Stored records:

------------------------------------

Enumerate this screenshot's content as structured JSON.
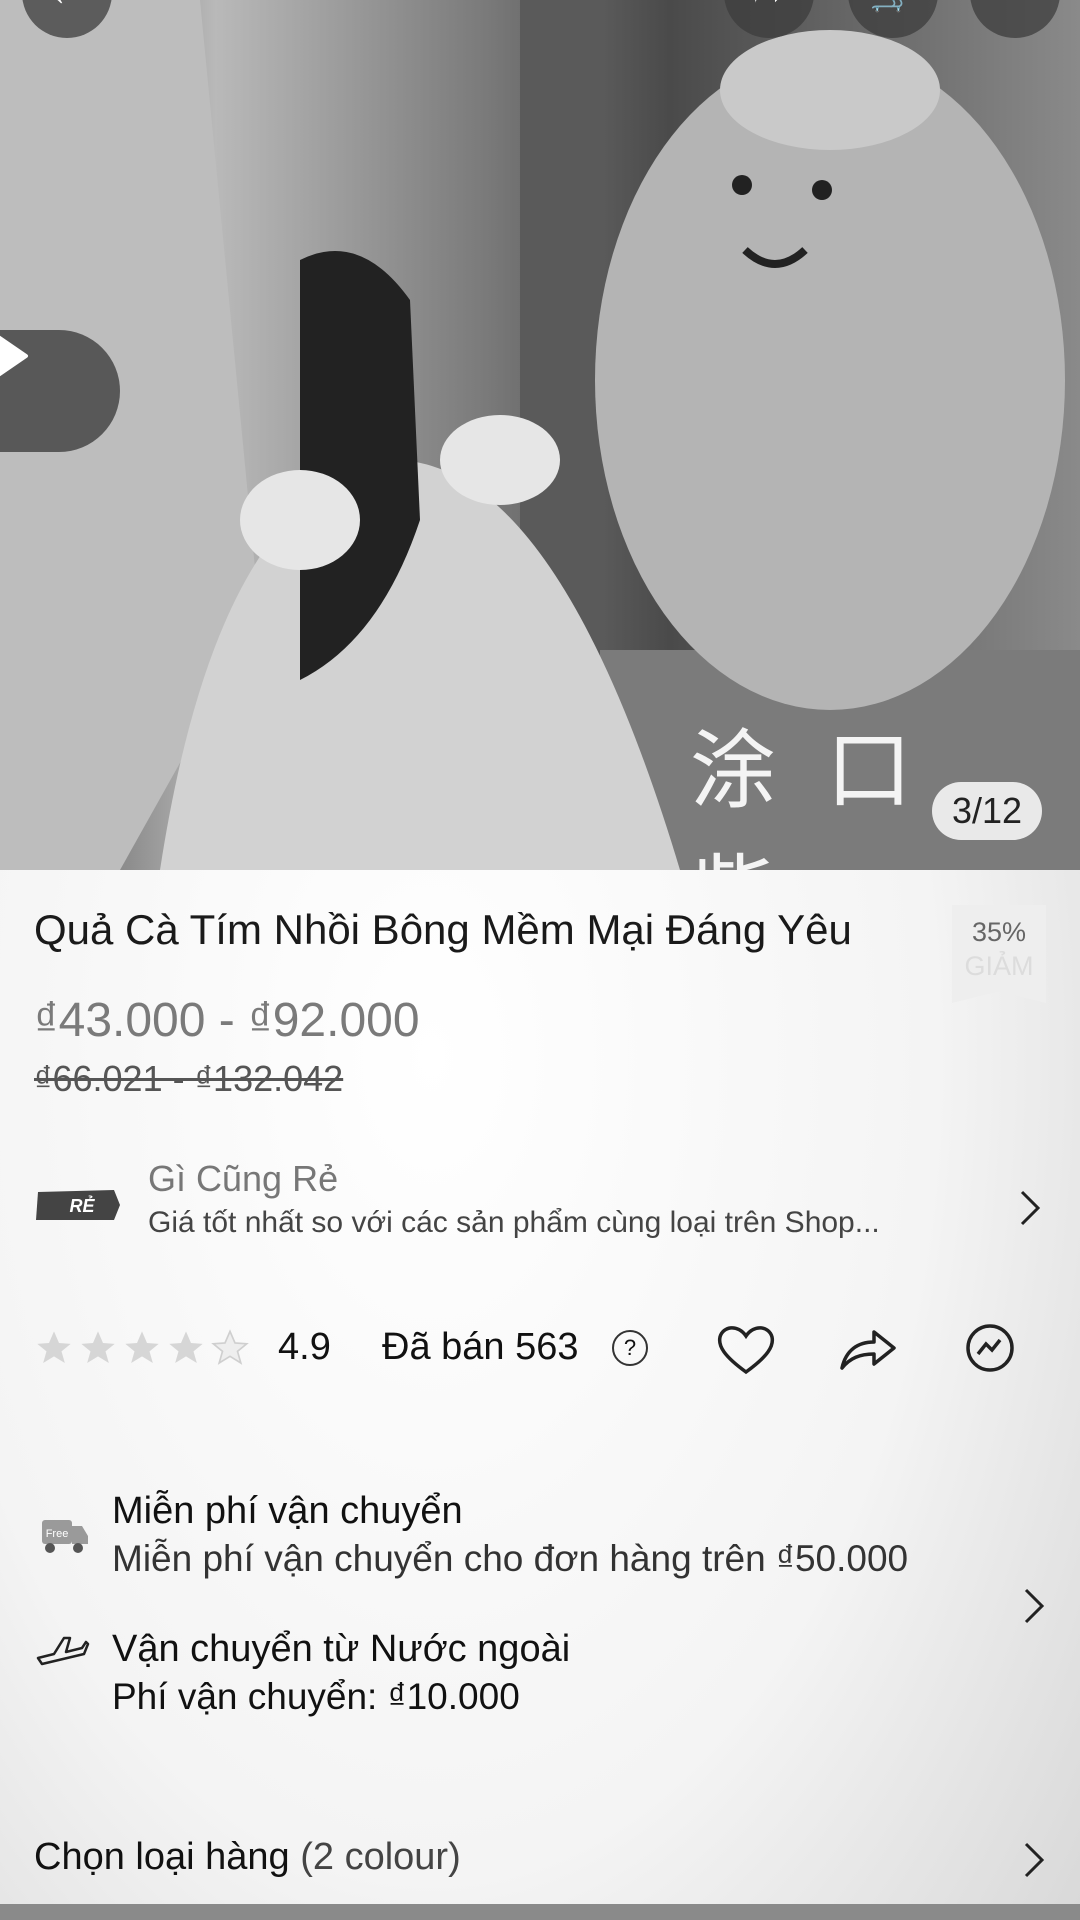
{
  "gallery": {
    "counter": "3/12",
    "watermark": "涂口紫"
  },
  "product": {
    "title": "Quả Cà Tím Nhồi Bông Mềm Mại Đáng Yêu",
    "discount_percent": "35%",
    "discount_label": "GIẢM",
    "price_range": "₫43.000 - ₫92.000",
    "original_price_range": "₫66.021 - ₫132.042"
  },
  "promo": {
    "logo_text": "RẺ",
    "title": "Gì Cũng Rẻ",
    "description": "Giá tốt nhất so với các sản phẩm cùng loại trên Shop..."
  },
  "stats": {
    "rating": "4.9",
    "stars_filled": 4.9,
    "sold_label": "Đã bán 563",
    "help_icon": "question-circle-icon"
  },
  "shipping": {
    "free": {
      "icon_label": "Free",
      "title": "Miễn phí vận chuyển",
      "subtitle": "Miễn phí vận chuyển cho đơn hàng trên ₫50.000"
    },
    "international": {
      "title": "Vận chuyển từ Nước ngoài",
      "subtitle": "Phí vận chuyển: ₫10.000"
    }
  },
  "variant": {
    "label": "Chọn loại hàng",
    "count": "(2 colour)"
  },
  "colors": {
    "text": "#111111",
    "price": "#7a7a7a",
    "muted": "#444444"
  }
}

------------------------------------

In the listing, find each line with the string "subtitle" and copy it.

      "subtitle": "Miễn phí vận chuyển cho đơn hàng trên ₫50.000"
      "subtitle": "Phí vận chuyển: ₫10.000"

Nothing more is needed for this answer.